* [Exercise details] Please copy out the commentary on RBI liquidity and rate cuts in full, word for word.

* [Excerpted passage]
= = = =

By Indranil Sen Gupta & Aastha Gudwani
The standing call for a RBI OMO calendar for June stands. However, the money market will still be in slight deficit/neutral mode, as Governor Shaktikanta Das indicated, rather than surplus/reverse repo that the market seems to be pricing. There, of course, could be spells of reverse repo mode though. Expect RBI to commit a monthly injection of Rs 150-200 billion in the June quarter via RBI OMO and/or FX intervention at end-March or on April 4. Why? Liquidity injected in the ‘slack’ April-September industrial season will avoid a 2018-type credit crunch in the ‘busy’ October-March season. It takes about 6 months for Rs 1 of RBI liquidity to ‘multiply’ into Rs 5.1 of credit. Secondly, this, along with RBI rate cuts, will contain yields to create room for lending rate cuts. Finally, an assurance of sufficient liquidity will catalyse lending rate cuts. Governor Das’s decision to announce a RBI OMO calendar for the March quarter has already defused the liquidity crunch. On balance, expect the RBI MPC to cut 25 bps each on April 4 and June/August with March inflation tracking 3%. It could front-load 50 bps if a liquidity calendar, set out end-March, does not set off lending rate cuts.

= = = =

* [Provided material]
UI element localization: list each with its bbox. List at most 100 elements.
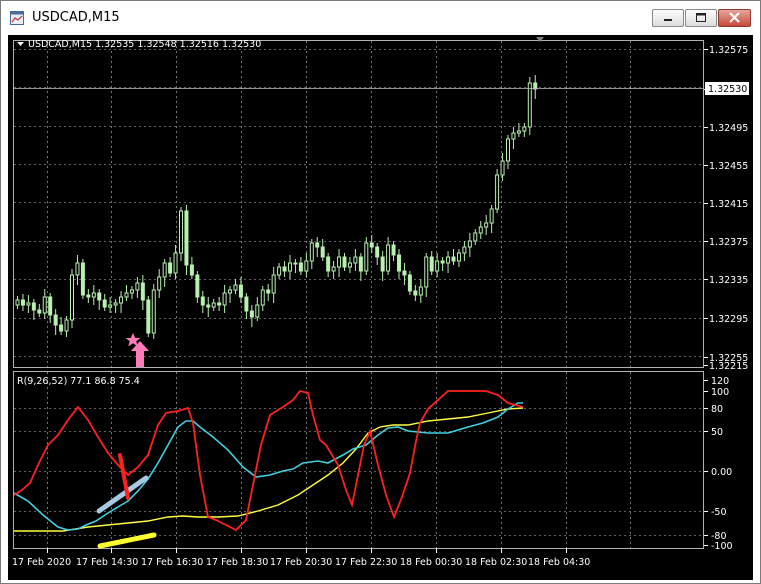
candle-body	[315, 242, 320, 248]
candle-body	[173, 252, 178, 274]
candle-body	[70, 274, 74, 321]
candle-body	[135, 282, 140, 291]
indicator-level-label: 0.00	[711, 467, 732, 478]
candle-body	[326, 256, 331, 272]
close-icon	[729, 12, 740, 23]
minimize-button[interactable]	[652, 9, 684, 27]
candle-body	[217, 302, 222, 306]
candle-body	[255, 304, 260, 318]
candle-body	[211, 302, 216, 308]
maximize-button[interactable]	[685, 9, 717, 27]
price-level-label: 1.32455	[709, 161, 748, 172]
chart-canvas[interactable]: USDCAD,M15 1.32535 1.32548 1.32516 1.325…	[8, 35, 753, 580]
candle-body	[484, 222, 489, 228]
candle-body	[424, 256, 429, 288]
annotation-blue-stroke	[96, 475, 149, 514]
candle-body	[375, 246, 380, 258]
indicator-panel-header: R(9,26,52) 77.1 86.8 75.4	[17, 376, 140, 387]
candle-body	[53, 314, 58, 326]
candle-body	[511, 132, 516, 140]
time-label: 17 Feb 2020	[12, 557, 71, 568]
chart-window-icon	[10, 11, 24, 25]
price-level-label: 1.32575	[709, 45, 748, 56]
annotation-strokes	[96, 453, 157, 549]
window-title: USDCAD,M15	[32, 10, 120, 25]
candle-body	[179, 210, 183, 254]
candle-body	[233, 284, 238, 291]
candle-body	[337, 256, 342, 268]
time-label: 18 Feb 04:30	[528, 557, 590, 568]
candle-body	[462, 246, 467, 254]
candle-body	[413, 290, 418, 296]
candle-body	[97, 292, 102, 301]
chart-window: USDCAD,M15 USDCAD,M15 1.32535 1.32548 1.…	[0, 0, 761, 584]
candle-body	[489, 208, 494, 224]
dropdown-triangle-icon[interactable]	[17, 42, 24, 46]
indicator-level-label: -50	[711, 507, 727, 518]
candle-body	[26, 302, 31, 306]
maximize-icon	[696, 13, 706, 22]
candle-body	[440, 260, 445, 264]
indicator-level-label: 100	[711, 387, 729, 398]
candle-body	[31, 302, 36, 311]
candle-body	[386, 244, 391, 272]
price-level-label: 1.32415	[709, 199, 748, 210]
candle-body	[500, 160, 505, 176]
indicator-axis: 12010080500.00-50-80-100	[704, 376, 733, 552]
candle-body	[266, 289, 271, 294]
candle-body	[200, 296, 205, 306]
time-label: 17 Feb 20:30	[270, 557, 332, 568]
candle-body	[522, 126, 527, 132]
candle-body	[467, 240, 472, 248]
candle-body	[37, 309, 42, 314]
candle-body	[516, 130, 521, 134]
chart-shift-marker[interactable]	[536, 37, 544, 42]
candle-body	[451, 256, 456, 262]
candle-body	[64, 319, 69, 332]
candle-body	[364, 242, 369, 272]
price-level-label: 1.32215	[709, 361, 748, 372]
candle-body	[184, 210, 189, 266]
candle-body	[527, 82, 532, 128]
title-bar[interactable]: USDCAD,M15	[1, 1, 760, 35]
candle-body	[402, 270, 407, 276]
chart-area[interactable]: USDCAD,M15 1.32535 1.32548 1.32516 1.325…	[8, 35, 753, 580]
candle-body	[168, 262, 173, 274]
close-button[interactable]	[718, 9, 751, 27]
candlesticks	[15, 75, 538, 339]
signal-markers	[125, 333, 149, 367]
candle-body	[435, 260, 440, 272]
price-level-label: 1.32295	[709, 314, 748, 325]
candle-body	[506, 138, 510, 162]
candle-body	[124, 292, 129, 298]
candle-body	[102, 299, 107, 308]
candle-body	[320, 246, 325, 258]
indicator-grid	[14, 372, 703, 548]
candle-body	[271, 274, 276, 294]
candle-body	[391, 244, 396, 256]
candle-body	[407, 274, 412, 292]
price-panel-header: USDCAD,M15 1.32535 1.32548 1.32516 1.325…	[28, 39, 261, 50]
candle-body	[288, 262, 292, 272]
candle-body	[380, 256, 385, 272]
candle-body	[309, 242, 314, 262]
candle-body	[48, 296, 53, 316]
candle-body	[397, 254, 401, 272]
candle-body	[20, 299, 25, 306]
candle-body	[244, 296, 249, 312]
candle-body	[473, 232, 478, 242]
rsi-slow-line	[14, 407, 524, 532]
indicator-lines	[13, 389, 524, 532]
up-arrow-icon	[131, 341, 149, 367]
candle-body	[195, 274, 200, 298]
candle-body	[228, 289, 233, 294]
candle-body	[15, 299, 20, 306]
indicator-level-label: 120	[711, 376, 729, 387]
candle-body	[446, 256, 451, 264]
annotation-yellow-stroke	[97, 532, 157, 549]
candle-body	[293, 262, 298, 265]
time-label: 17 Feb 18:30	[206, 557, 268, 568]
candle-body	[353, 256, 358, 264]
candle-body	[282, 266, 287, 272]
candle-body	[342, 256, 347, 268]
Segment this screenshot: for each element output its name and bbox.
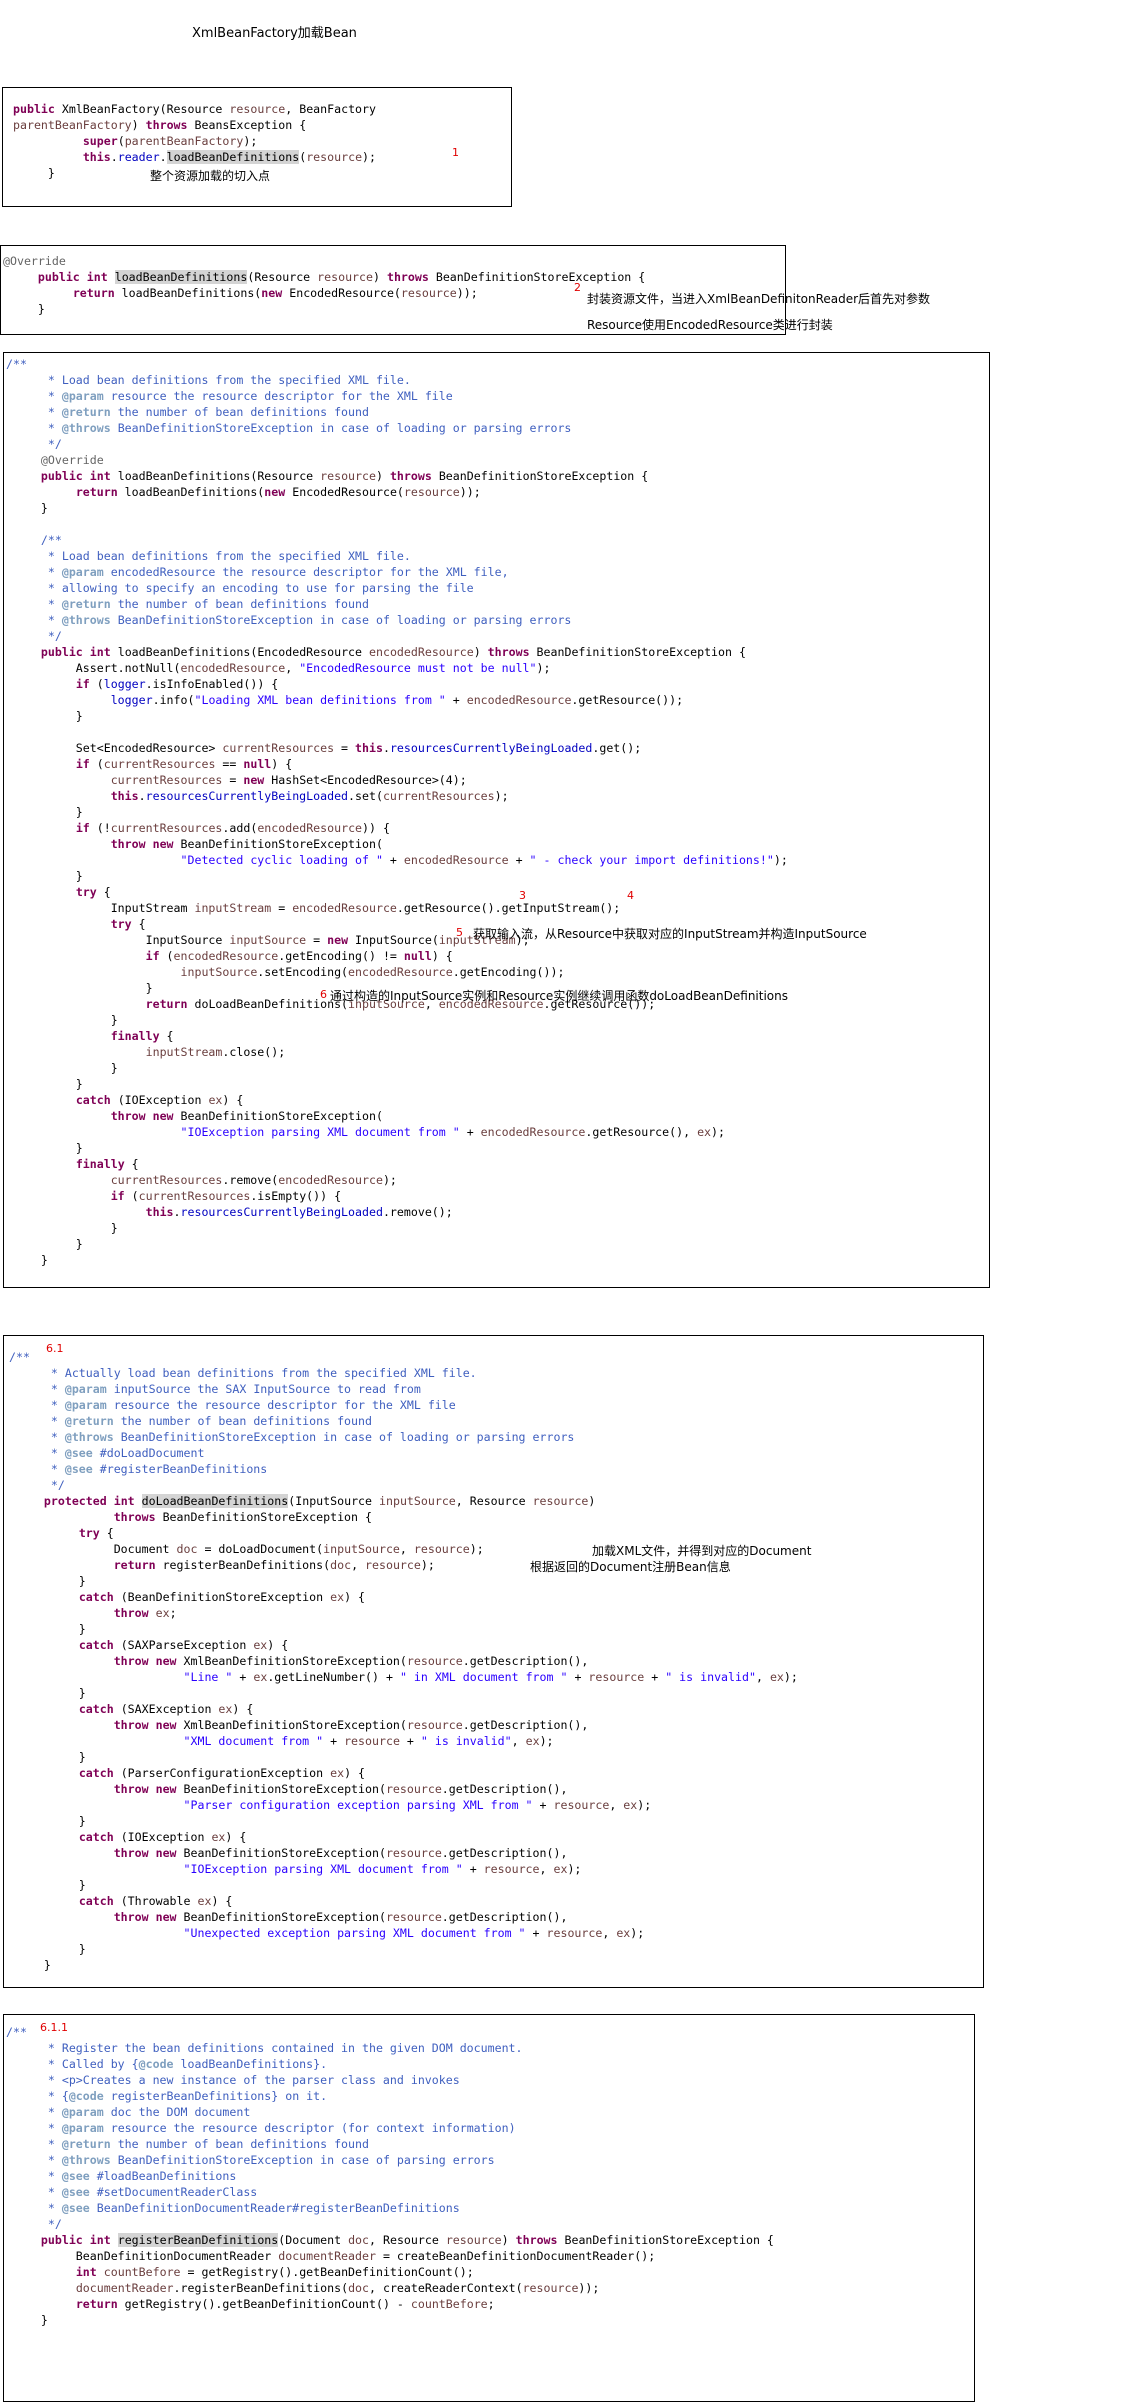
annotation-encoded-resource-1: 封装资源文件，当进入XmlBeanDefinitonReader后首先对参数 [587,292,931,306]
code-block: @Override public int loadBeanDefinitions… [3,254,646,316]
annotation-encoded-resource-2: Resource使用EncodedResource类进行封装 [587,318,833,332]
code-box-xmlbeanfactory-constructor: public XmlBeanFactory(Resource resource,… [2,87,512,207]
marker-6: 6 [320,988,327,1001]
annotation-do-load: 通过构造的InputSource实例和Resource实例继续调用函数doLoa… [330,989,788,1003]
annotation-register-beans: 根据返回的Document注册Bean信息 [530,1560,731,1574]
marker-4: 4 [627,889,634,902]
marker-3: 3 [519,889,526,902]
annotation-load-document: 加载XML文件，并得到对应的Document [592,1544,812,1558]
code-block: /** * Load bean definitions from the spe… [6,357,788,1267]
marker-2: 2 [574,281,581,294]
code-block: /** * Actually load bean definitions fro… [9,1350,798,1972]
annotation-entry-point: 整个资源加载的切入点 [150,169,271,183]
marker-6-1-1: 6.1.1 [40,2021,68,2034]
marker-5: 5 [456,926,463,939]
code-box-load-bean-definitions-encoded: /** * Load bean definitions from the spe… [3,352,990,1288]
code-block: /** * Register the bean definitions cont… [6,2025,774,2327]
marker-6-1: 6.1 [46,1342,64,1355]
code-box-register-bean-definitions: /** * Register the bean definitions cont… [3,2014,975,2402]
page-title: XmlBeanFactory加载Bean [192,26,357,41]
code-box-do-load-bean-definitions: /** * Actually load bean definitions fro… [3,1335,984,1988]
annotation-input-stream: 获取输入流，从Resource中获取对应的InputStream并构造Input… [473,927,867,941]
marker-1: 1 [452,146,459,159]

= = = =

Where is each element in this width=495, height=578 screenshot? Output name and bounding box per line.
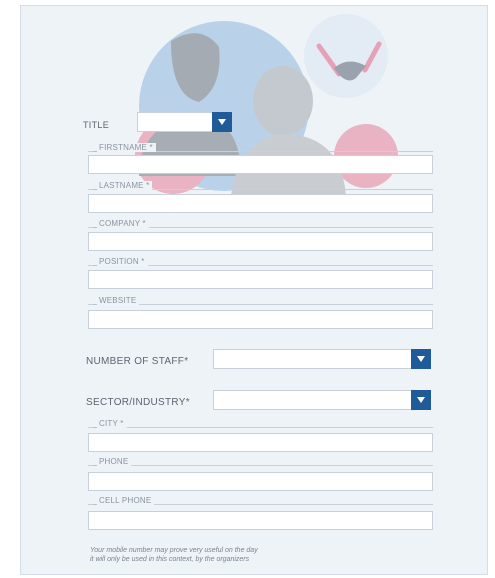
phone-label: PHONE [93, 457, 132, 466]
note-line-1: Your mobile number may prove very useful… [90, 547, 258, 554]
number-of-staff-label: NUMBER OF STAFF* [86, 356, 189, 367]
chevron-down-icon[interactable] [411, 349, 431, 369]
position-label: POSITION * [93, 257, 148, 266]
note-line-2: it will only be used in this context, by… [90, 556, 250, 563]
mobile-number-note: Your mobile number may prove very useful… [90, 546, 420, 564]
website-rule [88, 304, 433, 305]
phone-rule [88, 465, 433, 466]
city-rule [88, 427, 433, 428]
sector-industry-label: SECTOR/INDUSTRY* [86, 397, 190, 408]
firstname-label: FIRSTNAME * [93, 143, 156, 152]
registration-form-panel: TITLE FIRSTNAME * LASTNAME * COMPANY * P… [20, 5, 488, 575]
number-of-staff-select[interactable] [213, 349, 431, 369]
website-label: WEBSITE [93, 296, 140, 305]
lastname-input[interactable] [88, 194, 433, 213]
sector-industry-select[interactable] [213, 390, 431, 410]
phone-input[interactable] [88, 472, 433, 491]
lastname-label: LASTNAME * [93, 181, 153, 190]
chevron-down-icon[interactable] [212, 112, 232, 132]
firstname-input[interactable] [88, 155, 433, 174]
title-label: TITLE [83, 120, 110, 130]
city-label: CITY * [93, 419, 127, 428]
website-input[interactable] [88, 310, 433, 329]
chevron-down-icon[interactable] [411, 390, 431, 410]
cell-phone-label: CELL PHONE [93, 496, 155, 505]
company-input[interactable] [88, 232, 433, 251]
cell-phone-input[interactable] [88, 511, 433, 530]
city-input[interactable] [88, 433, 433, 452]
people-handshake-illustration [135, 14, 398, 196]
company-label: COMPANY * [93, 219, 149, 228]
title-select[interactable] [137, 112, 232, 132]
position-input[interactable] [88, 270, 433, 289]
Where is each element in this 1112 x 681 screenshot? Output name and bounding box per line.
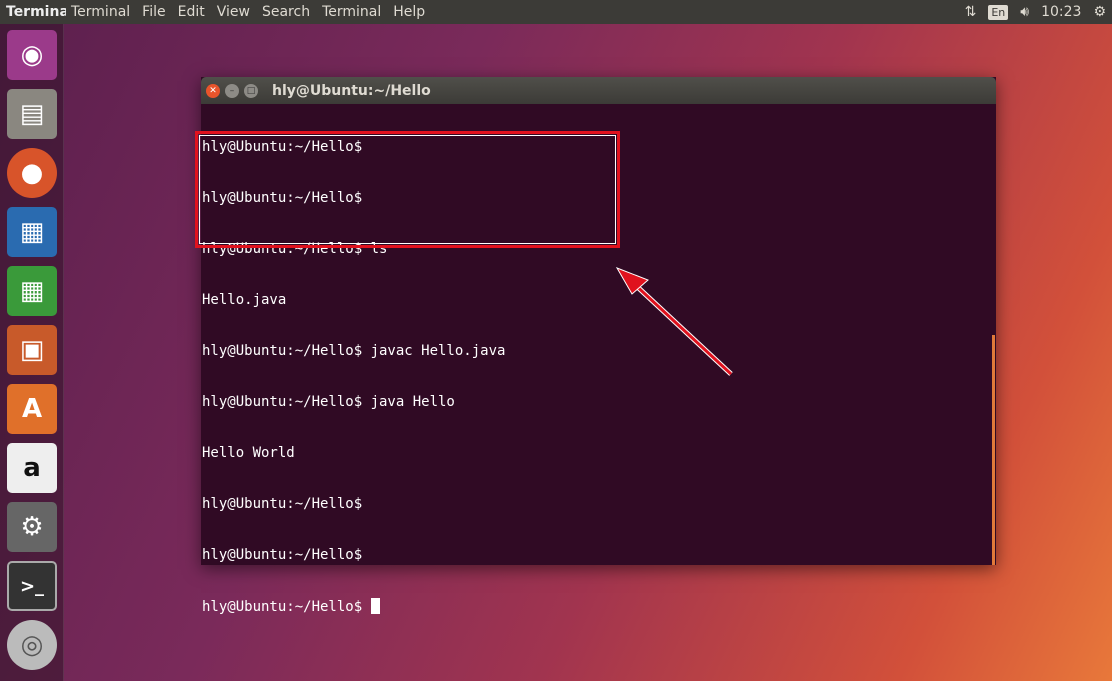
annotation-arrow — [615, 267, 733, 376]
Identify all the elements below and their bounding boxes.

= = = =

* [Result of the exercise]
By Indranil Sen Gupta & Aastha Gudwani
The standing call for a RBI OMO calendar for June stands. However, the money market will still be in slight deficit/neutral mode, as Governor Shaktikanta Das indicated, rather than surplus/reverse repo that the market seems to be pricing. There, of course, could be spells of reverse repo mode though. Expect RBI to commit a monthly injection of Rs 150-200 billion in the June quarter via RBI OMO and/or FX intervention at end-March or on April 4. Why? Liquidity injected in the ‘slack’ April-September industrial season will avoid a 2018-type credit crunch in the ‘busy’ October-March season. It takes about 6 months for Rs 1 of RBI liquidity to ‘multiply’ into Rs 5.1 of credit. Secondly, this, along with RBI rate cuts, will contain yields to create room for lending rate cuts. Finally, an assurance of sufficient liquidity will catalyse lending rate cuts. Governor Das’s decision to announce a RBI OMO calendar for the March quarter has already defused the liquidity crunch. On balance, expect the RBI MPC to cut 25 bps each on April 4 and June/August with March inflation tracking 3%. It could front-load 50 bps if a liquidity calendar, set out end-March, does not set off lending rate cuts.